#### HOW TO COMPLETE THIS TASK
Search the lines of the records for the word "because", and copy every line that has it.

[Data entries]

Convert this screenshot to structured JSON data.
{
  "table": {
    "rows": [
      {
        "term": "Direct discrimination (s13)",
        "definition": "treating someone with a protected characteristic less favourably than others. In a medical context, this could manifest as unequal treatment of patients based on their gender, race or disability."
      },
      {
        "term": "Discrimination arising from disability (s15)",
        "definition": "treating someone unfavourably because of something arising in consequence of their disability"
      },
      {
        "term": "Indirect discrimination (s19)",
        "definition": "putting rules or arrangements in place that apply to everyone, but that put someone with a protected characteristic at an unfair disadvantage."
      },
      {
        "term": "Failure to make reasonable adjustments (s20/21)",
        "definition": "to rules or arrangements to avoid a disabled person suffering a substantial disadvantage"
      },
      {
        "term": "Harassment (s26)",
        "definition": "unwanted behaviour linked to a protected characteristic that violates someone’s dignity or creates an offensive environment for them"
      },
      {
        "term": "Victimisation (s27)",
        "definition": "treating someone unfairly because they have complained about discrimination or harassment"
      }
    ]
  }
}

#### OUTPUT
        "definition": "treating someone unfavourably because of something arising in consequence of their disability"
        "definition": "treating someone unfairly because they have complained about discrimination or harassment"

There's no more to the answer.